Task to complete:
Give a verbatim repeat of the lines that run from the line containing "Output the text content of this document." to the end of the data below.

(Some records)
/---

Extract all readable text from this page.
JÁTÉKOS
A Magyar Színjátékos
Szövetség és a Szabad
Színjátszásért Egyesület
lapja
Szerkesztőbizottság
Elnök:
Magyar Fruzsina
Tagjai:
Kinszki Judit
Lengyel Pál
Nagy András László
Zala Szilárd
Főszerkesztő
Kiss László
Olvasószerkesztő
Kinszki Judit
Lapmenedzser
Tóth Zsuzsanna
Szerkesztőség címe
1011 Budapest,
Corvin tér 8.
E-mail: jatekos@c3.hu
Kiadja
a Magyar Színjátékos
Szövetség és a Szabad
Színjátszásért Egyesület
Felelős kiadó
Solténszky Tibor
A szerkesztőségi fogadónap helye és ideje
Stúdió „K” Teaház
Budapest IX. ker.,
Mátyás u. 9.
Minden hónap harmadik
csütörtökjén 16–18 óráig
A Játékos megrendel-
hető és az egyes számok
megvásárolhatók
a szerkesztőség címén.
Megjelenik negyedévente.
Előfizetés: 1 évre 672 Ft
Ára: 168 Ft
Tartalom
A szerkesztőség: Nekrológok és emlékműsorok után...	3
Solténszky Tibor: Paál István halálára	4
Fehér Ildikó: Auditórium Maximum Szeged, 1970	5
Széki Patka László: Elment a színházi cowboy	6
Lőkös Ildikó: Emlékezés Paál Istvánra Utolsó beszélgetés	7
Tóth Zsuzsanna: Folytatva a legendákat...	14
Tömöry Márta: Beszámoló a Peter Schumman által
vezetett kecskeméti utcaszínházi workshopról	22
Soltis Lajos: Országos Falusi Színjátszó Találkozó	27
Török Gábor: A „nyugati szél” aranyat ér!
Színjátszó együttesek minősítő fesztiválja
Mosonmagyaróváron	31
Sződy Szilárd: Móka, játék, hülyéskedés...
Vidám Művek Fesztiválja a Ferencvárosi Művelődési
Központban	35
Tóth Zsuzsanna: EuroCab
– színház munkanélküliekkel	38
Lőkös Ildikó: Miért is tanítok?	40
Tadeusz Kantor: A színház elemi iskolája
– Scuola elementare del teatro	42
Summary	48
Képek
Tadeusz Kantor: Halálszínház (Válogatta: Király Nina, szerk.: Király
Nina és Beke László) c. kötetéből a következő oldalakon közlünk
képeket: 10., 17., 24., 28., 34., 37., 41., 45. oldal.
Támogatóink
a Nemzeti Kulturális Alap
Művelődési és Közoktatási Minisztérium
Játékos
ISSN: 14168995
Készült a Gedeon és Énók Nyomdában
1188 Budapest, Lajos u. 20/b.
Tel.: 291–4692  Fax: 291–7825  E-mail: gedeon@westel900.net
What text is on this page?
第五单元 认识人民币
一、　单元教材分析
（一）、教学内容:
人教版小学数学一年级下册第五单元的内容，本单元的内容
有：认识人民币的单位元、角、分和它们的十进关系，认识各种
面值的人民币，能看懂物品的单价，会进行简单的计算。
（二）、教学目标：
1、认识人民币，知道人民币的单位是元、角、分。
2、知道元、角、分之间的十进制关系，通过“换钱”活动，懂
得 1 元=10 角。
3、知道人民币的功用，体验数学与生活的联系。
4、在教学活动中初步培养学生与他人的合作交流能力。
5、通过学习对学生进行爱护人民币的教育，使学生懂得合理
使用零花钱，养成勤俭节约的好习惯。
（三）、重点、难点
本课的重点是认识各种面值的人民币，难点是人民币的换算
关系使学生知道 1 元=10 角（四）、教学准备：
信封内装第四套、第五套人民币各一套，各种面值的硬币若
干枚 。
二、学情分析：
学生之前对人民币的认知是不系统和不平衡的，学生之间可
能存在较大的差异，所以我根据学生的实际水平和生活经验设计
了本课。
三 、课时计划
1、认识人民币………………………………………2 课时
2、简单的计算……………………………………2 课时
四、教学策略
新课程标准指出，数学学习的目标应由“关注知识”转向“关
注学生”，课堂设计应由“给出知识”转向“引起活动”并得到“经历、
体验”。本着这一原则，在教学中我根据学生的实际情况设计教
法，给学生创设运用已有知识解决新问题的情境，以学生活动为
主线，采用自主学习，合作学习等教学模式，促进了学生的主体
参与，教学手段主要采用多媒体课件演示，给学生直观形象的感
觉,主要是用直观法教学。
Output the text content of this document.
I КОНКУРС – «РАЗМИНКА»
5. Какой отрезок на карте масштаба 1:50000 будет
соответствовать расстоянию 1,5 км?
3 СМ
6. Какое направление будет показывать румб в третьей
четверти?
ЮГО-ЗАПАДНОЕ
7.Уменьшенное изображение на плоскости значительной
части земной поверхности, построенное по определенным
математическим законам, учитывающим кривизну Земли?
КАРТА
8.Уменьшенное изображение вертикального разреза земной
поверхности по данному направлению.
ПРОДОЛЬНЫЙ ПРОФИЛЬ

\---

Written response:
Output the text content of this document.
I КОНКУРС – «РАЗМИНКА»
5. Какой отрезок на карте масштаба 1:50000 будет
соответствовать расстоянию 1,5 км?
3 СМ
6. Какое направление будет показывать румб в третьей
четверти?
ЮГО-ЗАПАДНОЕ
7.Уменьшенное изображение на плоскости значительной
части земной поверхности, построенное по определенным
математическим законам, учитывающим кривизну Земли?
КАРТА
8.Уменьшенное изображение вертикального разреза земной
поверхности по данному направлению.
ПРОДОЛЬНЫЙ ПРОФИЛЬ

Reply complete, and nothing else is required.